From the records, pick out and copy each line containing "敵軍討伐".
START Data
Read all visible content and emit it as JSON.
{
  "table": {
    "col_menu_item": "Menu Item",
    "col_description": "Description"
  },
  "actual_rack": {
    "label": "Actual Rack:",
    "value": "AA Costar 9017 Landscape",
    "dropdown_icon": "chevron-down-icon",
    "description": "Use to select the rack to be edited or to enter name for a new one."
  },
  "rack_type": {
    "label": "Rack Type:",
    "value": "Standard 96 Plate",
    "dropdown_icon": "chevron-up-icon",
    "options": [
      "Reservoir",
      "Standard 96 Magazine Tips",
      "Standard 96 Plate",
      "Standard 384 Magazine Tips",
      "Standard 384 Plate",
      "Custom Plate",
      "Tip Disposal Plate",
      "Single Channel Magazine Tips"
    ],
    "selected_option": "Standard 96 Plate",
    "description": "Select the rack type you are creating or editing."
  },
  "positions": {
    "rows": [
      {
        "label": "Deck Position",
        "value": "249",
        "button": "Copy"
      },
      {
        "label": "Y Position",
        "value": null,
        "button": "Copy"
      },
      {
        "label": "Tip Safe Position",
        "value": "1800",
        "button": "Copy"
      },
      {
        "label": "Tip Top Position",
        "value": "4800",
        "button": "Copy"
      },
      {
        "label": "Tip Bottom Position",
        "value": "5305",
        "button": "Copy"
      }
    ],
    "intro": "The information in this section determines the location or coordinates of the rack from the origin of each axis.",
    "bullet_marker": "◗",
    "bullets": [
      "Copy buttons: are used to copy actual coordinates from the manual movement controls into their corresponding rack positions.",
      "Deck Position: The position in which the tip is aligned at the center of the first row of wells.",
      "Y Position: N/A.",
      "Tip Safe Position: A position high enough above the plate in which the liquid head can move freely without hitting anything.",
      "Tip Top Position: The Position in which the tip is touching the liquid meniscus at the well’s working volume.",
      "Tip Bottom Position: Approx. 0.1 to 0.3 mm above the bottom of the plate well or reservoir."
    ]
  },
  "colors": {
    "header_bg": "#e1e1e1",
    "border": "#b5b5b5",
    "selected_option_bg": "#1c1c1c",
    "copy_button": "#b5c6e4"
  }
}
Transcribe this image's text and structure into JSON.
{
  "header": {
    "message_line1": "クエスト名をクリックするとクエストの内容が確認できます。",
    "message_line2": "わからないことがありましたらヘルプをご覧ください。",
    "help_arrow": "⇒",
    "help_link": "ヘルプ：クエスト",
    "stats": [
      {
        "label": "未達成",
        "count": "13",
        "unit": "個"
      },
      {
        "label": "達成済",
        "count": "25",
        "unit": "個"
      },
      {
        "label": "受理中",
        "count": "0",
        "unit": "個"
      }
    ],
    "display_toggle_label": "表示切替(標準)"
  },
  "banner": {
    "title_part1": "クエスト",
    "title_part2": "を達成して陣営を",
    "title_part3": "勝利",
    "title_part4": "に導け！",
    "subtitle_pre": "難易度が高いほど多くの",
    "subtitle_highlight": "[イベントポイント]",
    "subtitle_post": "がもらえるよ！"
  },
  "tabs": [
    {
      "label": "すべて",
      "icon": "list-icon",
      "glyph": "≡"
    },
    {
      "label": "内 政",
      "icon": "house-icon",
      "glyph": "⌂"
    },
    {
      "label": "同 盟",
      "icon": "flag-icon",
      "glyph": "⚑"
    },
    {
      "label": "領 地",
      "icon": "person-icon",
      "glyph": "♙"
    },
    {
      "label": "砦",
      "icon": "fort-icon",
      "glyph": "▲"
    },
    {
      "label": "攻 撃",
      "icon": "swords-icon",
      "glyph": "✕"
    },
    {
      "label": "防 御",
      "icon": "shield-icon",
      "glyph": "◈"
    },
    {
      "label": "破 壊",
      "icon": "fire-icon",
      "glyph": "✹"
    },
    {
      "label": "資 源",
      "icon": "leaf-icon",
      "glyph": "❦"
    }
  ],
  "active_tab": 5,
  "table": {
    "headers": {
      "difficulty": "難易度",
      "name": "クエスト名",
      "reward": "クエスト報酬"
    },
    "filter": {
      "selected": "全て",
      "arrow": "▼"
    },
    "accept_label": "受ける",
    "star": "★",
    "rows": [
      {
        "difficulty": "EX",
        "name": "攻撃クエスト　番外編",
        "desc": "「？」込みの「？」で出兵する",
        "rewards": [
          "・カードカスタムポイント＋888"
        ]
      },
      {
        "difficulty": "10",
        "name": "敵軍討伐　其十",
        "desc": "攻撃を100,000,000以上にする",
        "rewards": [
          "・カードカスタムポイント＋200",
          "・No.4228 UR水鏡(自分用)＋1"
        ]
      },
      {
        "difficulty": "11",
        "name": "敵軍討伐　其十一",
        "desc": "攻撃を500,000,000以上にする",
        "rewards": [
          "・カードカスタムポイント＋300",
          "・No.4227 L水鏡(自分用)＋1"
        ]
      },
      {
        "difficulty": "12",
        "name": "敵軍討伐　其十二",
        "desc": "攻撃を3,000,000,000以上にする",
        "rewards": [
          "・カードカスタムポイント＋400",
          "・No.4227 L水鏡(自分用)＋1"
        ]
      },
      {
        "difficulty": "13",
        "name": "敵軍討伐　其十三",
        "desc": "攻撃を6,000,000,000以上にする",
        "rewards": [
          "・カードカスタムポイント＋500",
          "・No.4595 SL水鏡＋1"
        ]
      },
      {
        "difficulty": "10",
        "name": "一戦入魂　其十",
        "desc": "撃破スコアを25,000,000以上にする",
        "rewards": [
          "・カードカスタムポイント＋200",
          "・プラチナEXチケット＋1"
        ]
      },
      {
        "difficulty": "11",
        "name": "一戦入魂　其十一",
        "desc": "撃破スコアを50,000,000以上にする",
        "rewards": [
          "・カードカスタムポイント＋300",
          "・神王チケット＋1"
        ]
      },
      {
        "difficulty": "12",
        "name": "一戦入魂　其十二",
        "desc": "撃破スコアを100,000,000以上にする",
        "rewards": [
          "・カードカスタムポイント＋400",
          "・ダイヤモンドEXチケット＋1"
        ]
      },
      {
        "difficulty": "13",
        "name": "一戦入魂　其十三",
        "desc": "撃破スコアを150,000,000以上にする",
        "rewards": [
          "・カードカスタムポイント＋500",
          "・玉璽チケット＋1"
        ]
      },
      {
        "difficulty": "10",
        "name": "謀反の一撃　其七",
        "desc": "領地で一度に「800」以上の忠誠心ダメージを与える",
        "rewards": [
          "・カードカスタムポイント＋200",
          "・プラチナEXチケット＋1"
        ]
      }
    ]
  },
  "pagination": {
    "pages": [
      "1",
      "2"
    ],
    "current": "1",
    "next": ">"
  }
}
END Data
[Result of the task]
        "name": "敵軍討伐　其十",
        "name": "敵軍討伐　其十一",
        "name": "敵軍討伐　其十二",
        "name": "敵軍討伐　其十三",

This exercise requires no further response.